* **WHAT YOU NEED TO DO**
Can you output the records below exactly as they are written?

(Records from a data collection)
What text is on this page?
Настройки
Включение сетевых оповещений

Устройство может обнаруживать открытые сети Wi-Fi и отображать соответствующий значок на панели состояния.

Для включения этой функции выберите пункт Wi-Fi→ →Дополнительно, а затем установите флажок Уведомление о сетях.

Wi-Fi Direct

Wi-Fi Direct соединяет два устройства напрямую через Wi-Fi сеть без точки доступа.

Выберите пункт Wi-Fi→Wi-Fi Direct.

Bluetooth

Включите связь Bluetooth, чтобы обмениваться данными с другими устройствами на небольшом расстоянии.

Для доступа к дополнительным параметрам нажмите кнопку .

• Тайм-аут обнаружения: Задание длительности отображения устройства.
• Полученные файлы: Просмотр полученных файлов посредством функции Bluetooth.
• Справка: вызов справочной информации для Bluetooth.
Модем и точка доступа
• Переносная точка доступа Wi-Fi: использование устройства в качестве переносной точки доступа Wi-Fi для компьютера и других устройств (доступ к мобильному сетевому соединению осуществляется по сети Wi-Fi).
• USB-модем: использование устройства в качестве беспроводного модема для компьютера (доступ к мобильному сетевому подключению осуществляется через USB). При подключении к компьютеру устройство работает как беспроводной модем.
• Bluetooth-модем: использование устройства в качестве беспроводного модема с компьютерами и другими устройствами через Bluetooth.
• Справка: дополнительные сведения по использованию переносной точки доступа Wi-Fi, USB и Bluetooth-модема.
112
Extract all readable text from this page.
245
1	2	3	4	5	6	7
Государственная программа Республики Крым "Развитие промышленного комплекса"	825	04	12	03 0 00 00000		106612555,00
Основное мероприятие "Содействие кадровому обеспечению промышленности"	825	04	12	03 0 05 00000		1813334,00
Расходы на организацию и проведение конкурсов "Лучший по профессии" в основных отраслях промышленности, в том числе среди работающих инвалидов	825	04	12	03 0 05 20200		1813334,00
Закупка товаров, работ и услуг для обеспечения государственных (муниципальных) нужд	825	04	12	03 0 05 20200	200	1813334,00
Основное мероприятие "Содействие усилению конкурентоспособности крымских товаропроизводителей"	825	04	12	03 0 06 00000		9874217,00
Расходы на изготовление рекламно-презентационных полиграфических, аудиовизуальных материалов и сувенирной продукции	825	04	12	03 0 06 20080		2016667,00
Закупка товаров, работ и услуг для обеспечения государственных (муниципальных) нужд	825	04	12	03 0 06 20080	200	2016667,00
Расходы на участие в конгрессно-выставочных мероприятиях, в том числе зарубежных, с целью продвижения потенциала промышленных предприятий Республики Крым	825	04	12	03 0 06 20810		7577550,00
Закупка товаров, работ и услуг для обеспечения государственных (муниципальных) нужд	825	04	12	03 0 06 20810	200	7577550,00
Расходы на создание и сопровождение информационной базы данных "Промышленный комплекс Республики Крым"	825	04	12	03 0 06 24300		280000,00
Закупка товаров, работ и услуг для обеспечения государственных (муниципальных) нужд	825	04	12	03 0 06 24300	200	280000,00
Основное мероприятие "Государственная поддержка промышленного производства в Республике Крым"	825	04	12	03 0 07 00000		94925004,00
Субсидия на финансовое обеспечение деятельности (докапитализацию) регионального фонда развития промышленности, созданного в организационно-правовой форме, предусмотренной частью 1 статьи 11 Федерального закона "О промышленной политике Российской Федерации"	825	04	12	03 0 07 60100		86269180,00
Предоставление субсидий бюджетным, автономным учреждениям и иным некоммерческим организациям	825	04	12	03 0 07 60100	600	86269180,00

* **EXERCISE RESPONSE**
What text is on this page?
Настройки
Включение сетевых оповещений

Устройство может обнаруживать открытые сети Wi-Fi и отображать соответствующий значок на панели состояния.

Для включения этой функции выберите пункт Wi-Fi→ →Дополнительно, а затем установите флажок Уведомление о сетях.

Wi-Fi Direct

Wi-Fi Direct соединяет два устройства напрямую через Wi-Fi сеть без точки доступа.

Выберите пункт Wi-Fi→Wi-Fi Direct.

Bluetooth

Включите связь Bluetooth, чтобы обмениваться данными с другими устройствами на небольшом расстоянии.

Для доступа к дополнительным параметрам нажмите кнопку .

• Тайм-аут обнаружения: Задание длительности отображения устройства.
• Полученные файлы: Просмотр полученных файлов посредством функции Bluetooth.
• Справка: вызов справочной информации для Bluetooth.
Модем и точка доступа
• Переносная точка доступа Wi-Fi: использование устройства в качестве переносной точки доступа Wi-Fi для компьютера и других устройств (доступ к мобильному сетевому соединению осуществляется по сети Wi-Fi).
• USB-модем: использование устройства в качестве беспроводного модема для компьютера (доступ к мобильному сетевому подключению осуществляется через USB). При подключении к компьютеру устройство работает как беспроводной модем.
• Bluetooth-модем: использование устройства в качестве беспроводного модема с компьютерами и другими устройствами через Bluetooth.
• Справка: дополнительные сведения по использованию переносной точки доступа Wi-Fi, USB и Bluetooth-модема.
112
Extract all readable text from this page.
245
1	2	3	4	5	6	7
Государственная программа Республики Крым "Развитие промышленного комплекса"	825	04	12	03 0 00 00000		106612555,00
Основное мероприятие "Содействие кадровому обеспечению промышленности"	825	04	12	03 0 05 00000		1813334,00
Расходы на организацию и проведение конкурсов "Лучший по профессии" в основных отраслях промышленности, в том числе среди работающих инвалидов	825	04	12	03 0 05 20200		1813334,00
Закупка товаров, работ и услуг для обеспечения государственных (муниципальных) нужд	825	04	12	03 0 05 20200	200	1813334,00
Основное мероприятие "Содействие усилению конкурентоспособности крымских товаропроизводителей"	825	04	12	03 0 06 00000		9874217,00
Расходы на изготовление рекламно-презентационных полиграфических, аудиовизуальных материалов и сувенирной продукции	825	04	12	03 0 06 20080		2016667,00
Закупка товаров, работ и услуг для обеспечения государственных (муниципальных) нужд	825	04	12	03 0 06 20080	200	2016667,00
Расходы на участие в конгрессно-выставочных мероприятиях, в том числе зарубежных, с целью продвижения потенциала промышленных предприятий Республики Крым	825	04	12	03 0 06 20810		7577550,00
Закупка товаров, работ и услуг для обеспечения государственных (муниципальных) нужд	825	04	12	03 0 06 20810	200	7577550,00
Расходы на создание и сопровождение информационной базы данных "Промышленный комплекс Республики Крым"	825	04	12	03 0 06 24300		280000,00
Закупка товаров, работ и услуг для обеспечения государственных (муниципальных) нужд	825	04	12	03 0 06 24300	200	280000,00
Основное мероприятие "Государственная поддержка промышленного производства в Республике Крым"	825	04	12	03 0 07 00000		94925004,00
Субсидия на финансовое обеспечение деятельности (докапитализацию) регионального фонда развития промышленности, созданного в организационно-правовой форме, предусмотренной частью 1 статьи 11 Федерального закона "О промышленной политике Российской Федерации"	825	04	12	03 0 07 60100		86269180,00
Предоставление субсидий бюджетным, автономным учреждениям и иным некоммерческим организациям	825	04	12	03 0 07 60100	600	86269180,00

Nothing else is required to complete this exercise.